=== Challenge ===
Transcribe the data that follows precisely, omitting nothing.

=== Supplied material ===
+++

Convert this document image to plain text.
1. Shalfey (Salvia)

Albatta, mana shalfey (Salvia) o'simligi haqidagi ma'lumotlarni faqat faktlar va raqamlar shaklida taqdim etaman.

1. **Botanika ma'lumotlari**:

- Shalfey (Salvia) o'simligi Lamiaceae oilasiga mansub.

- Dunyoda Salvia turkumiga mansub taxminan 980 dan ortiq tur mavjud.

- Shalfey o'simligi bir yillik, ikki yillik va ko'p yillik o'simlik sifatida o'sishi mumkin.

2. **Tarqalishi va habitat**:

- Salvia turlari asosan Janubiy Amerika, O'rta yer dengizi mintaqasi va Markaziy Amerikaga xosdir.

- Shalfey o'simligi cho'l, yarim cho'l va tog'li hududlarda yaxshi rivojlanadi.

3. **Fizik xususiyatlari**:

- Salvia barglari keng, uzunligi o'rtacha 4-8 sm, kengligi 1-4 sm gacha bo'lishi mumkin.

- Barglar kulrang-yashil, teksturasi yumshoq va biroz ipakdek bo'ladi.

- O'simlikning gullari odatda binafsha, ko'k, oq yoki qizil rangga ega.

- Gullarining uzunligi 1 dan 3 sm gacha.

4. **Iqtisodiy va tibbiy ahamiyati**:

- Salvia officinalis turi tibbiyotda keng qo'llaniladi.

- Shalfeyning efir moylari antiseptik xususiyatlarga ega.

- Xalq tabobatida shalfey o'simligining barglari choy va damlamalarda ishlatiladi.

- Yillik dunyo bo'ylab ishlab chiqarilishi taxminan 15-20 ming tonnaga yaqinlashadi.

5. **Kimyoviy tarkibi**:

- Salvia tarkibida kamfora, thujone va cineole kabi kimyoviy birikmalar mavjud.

+++

=== Correct answer ===
Convert this document image to plain text.
1. Shalfey (Salvia)

Albatta, mana shalfey (Salvia) o'simligi haqidagi ma'lumotlarni faqat faktlar va raqamlar shaklida taqdim etaman.

1. **Botanika ma'lumotlari**:

- Shalfey (Salvia) o'simligi Lamiaceae oilasiga mansub.

- Dunyoda Salvia turkumiga mansub taxminan 980 dan ortiq tur mavjud.

- Shalfey o'simligi bir yillik, ikki yillik va ko'p yillik o'simlik sifatida o'sishi mumkin.

2. **Tarqalishi va habitat**:

- Salvia turlari asosan Janubiy Amerika, O'rta yer dengizi mintaqasi va Markaziy Amerikaga xosdir.

- Shalfey o'simligi cho'l, yarim cho'l va tog'li hududlarda yaxshi rivojlanadi.

3. **Fizik xususiyatlari**:

- Salvia barglari keng, uzunligi o'rtacha 4-8 sm, kengligi 1-4 sm gacha bo'lishi mumkin.

- Barglar kulrang-yashil, teksturasi yumshoq va biroz ipakdek bo'ladi.

- O'simlikning gullari odatda binafsha, ko'k, oq yoki qizil rangga ega.

- Gullarining uzunligi 1 dan 3 sm gacha.

4. **Iqtisodiy va tibbiy ahamiyati**:

- Salvia officinalis turi tibbiyotda keng qo'llaniladi.

- Shalfeyning efir moylari antiseptik xususiyatlarga ega.

- Xalq tabobatida shalfey o'simligining barglari choy va damlamalarda ishlatiladi.

- Yillik dunyo bo'ylab ishlab chiqarilishi taxminan 15-20 ming tonnaga yaqinlashadi.

5. **Kimyoviy tarkibi**:

- Salvia tarkibida kamfora, thujone va cineole kabi kimyoviy birikmalar mavjud.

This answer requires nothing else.